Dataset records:
--------------------

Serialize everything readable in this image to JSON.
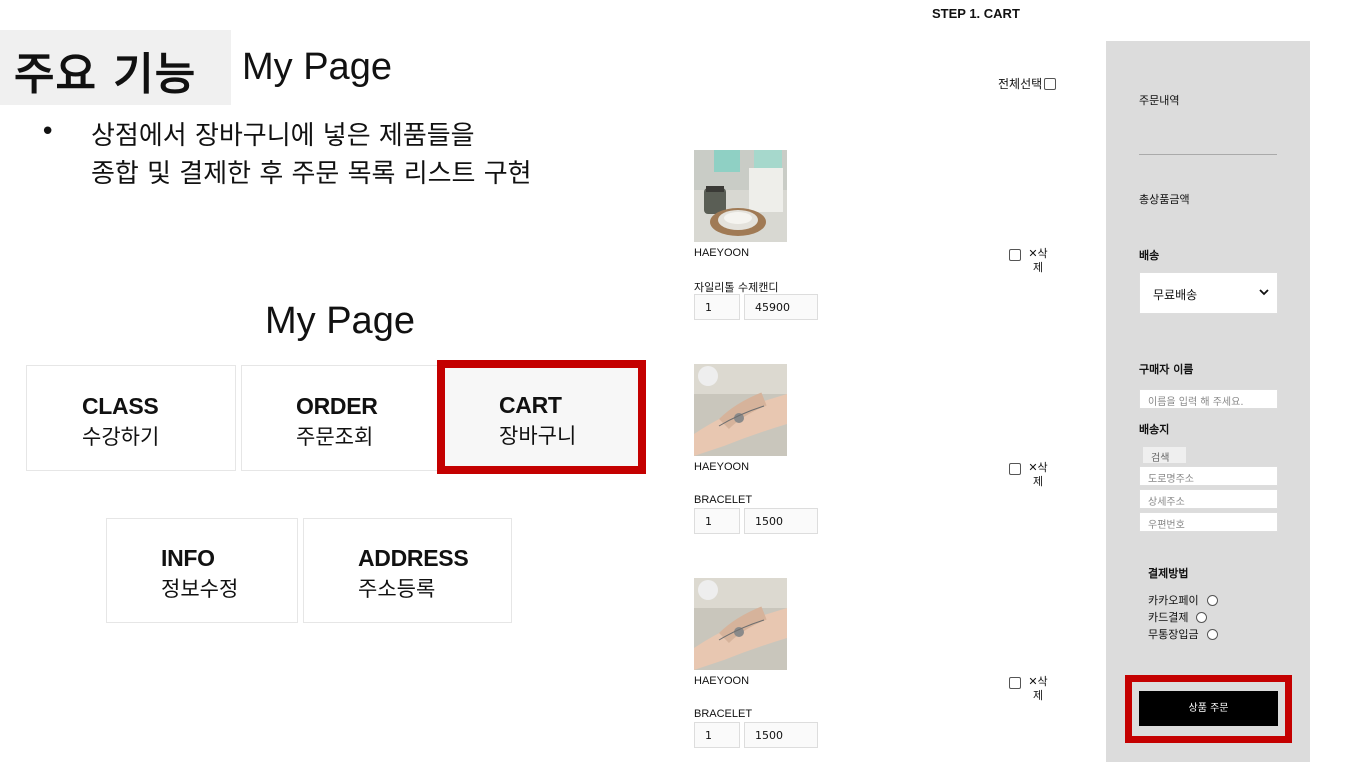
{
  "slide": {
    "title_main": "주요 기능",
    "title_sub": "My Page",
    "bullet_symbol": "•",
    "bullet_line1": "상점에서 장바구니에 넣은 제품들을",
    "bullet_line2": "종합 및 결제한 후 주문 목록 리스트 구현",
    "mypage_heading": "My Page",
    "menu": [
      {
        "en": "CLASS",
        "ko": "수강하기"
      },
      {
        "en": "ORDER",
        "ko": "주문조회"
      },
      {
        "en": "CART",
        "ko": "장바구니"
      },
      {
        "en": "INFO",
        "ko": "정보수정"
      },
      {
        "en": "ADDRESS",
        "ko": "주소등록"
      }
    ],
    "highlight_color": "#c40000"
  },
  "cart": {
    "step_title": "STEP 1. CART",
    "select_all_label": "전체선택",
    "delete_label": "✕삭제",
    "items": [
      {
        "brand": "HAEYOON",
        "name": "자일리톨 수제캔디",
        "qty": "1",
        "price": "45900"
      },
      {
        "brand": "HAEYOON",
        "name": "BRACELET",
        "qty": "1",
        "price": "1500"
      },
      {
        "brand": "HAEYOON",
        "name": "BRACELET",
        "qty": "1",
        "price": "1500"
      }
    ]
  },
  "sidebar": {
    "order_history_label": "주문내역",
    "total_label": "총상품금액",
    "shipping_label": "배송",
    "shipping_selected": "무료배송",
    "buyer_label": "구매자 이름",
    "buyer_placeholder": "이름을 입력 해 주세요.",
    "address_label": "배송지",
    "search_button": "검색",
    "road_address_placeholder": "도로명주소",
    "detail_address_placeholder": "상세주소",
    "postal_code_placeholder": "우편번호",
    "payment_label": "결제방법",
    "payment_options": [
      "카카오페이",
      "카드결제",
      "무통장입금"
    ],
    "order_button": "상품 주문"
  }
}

--------------------

→ **The task**: Print out every entry above without changing a word, and leave out the pictures.

→ **Answer**:
Serialize everything readable in this image to JSON.
{
  "slide": {
    "title_main": "주요 기능",
    "title_sub": "My Page",
    "bullet_symbol": "•",
    "bullet_line1": "상점에서 장바구니에 넣은 제품들을",
    "bullet_line2": "종합 및 결제한 후 주문 목록 리스트 구현",
    "mypage_heading": "My Page",
    "menu": [
      {
        "en": "CLASS",
        "ko": "수강하기"
      },
      {
        "en": "ORDER",
        "ko": "주문조회"
      },
      {
        "en": "CART",
        "ko": "장바구니"
      },
      {
        "en": "INFO",
        "ko": "정보수정"
      },
      {
        "en": "ADDRESS",
        "ko": "주소등록"
      }
    ],
    "highlight_color": "#c40000"
  },
  "cart": {
    "step_title": "STEP 1. CART",
    "select_all_label": "전체선택",
    "delete_label": "✕삭제",
    "items": [
      {
        "brand": "HAEYOON",
        "name": "자일리톨 수제캔디",
        "qty": "1",
        "price": "45900"
      },
      {
        "brand": "HAEYOON",
        "name": "BRACELET",
        "qty": "1",
        "price": "1500"
      },
      {
        "brand": "HAEYOON",
        "name": "BRACELET",
        "qty": "1",
        "price": "1500"
      }
    ]
  },
  "sidebar": {
    "order_history_label": "주문내역",
    "total_label": "총상품금액",
    "shipping_label": "배송",
    "shipping_selected": "무료배송",
    "buyer_label": "구매자 이름",
    "buyer_placeholder": "이름을 입력 해 주세요.",
    "address_label": "배송지",
    "search_button": "검색",
    "road_address_placeholder": "도로명주소",
    "detail_address_placeholder": "상세주소",
    "postal_code_placeholder": "우편번호",
    "payment_label": "결제방법",
    "payment_options": [
      "카카오페이",
      "카드결제",
      "무통장입금"
    ],
    "order_button": "상품 주문"
  }
}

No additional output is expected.